Exercise 1
Copy out the part of the lockdown blog post that begins with the words containing "If you have" and ends with "relish the company.", word for word.
Exercise 2
According to the lockdown blog post, what have the children loved about home working?

Hello…It’s been a while as I have been desperately trying to get my final project completed for university but have really missed writing for pleasure. I thought I would share some of my coronavirus realisations with you to kickstart the blog again.
My children are either best friends or mortal enemies with no in between. It’s tiring and I often feel like a referee in the wrestling ring as they argue over the most ridiculous thing. Actually nervous for the day they discover WWE, Wilf is brutal already. When they are besties, it’s sleep overs and in-jokes but this can flip on it’s head without warning.
Trying to get a five-year-old to write is harder than getting blood from a stone. I’m really over it, good luck Mrs J.
Shopping is just plain weird in a mask. I’ve found myself alone at a shopping centre a couple of times now. Pre coronavirus this would have been a blissful time but battling the heat, avoiding people and trying to breathe through the mask is just not fun. Anyone else seem to always hand sanitize and then rub their eye too? Probably just me being an idiot.
The corona stone is way easier to go on than it is to come off, made even worse by the pregnancy waddle and snail paced walk. People who have taken the time to diet, exercise and generally improve their wellbeing, I salute you and I am not at all jealous.
If you have the pleasure of a grown up conversation in real life, outside of your family members, you will suffer from verbal diarrhoea as you try and get six months worth of conversations into an hour. I’m sure I even make words up sometimes as I excitedly relish the company.
If you got pregnant before March, your pregnancy will officially be the longest gestational period known to man. Yep, I am still pregnant. Yep I have a good few months to go yet. Oh well, more time to buy PINK baby clothes!
The lockdown has really put life into perspective. As horrible as this time has been and I am so sad for all the people that have died, but hasn’t it forced us all to realise what is important in life and what really isn’t? I’ve found it really healing and therapeutic to assess things in a clearer light. Follow Anna Mathur, it helps!
Team work really does make the dream work. Home working has been amazing and the children have loved seeing more of their dad at home. We’ve had a few meeting interruptions, often nudie rudie in Wilf’s case but overall we’ve found our rhythm and it’s been lovely.
It has been such a weird year with amazing highs and crashing lows but by gosh are we all ready for September and the routine it will bring us!
It will certainly be a year to remember. Let’s just hope it doesn’t become the new normal for too long. Headlines of this potentially being how we operate for the next 10 years make me fear it will be for longer than we would like though.
What realisations have you had since March?

Data records

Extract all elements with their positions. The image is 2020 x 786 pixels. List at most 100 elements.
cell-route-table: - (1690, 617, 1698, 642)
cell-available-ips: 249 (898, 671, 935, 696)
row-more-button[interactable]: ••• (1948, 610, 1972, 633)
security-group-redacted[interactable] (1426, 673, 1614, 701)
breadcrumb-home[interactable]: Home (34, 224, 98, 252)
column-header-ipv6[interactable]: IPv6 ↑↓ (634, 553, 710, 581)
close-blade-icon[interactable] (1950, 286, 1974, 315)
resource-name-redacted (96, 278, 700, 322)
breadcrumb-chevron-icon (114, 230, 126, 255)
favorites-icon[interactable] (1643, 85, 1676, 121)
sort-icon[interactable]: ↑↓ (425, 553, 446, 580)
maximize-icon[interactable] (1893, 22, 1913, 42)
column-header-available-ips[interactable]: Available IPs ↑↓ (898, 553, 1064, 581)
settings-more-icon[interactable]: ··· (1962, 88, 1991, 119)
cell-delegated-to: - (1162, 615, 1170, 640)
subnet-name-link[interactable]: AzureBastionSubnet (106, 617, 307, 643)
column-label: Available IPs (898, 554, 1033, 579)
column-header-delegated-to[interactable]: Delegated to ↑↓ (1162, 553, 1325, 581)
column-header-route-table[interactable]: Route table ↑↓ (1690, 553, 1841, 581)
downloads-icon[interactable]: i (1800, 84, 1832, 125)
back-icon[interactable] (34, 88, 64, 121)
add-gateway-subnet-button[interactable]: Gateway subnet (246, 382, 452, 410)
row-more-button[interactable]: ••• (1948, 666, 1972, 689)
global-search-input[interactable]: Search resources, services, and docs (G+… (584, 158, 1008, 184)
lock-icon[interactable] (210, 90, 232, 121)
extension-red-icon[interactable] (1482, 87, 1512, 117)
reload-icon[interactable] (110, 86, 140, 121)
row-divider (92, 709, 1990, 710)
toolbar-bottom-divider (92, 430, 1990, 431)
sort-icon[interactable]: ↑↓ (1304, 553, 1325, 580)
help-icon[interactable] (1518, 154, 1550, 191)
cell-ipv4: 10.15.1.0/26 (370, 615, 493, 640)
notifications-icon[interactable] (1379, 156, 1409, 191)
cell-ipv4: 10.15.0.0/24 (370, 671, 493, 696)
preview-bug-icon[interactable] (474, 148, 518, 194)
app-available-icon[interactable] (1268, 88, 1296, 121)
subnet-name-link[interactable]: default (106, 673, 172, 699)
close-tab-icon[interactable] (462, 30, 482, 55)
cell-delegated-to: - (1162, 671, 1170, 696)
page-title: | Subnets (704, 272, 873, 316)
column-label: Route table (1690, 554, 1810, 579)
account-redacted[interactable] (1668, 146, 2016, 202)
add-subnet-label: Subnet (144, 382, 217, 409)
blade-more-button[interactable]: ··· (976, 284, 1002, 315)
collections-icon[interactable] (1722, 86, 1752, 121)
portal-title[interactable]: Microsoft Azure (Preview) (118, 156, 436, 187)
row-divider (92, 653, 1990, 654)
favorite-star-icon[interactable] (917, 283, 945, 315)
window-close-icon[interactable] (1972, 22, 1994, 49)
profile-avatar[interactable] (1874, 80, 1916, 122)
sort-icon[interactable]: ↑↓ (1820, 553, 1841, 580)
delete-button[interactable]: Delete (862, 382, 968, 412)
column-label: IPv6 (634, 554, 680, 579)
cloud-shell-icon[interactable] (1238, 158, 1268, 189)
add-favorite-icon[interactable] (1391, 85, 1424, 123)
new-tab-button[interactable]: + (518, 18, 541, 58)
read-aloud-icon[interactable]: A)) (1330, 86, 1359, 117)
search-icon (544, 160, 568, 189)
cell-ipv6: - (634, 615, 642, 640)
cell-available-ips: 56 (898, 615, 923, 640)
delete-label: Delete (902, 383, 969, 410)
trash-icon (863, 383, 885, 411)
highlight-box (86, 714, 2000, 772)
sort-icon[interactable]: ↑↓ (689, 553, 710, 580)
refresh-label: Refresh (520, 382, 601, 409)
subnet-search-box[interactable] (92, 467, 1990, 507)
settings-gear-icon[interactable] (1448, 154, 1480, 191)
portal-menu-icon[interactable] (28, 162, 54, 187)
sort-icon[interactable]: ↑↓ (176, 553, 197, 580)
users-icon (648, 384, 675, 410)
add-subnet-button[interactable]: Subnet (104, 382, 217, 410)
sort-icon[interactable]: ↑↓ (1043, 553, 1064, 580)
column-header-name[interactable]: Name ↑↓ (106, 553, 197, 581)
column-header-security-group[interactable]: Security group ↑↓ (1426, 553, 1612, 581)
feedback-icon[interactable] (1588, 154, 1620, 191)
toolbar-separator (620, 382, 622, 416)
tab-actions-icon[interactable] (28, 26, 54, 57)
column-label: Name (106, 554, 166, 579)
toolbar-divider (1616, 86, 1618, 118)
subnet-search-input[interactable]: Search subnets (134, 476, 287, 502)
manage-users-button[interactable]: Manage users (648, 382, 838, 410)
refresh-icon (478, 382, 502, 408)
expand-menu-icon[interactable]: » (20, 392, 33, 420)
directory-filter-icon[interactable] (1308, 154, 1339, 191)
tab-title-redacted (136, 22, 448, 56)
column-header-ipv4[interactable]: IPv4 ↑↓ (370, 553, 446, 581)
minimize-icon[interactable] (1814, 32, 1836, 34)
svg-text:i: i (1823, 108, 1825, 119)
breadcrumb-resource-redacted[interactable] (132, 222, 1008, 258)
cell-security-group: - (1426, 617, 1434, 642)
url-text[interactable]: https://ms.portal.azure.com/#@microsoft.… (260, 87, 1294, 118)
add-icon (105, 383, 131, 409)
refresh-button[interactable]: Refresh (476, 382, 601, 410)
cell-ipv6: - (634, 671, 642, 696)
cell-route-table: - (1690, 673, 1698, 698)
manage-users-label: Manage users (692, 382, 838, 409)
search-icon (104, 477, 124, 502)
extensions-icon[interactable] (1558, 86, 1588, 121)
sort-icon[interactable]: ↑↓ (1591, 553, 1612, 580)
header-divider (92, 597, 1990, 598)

Task result 1
If you have the pleasure of a grown up conversation in real life, outside of your family members, you will suffer from verbal diarrhoea as you try and get six months worth of conversations into an hour. I’m sure I even make words up sometimes as I excitedly relish the company.

Task result 2
Seeing more of their dad at home.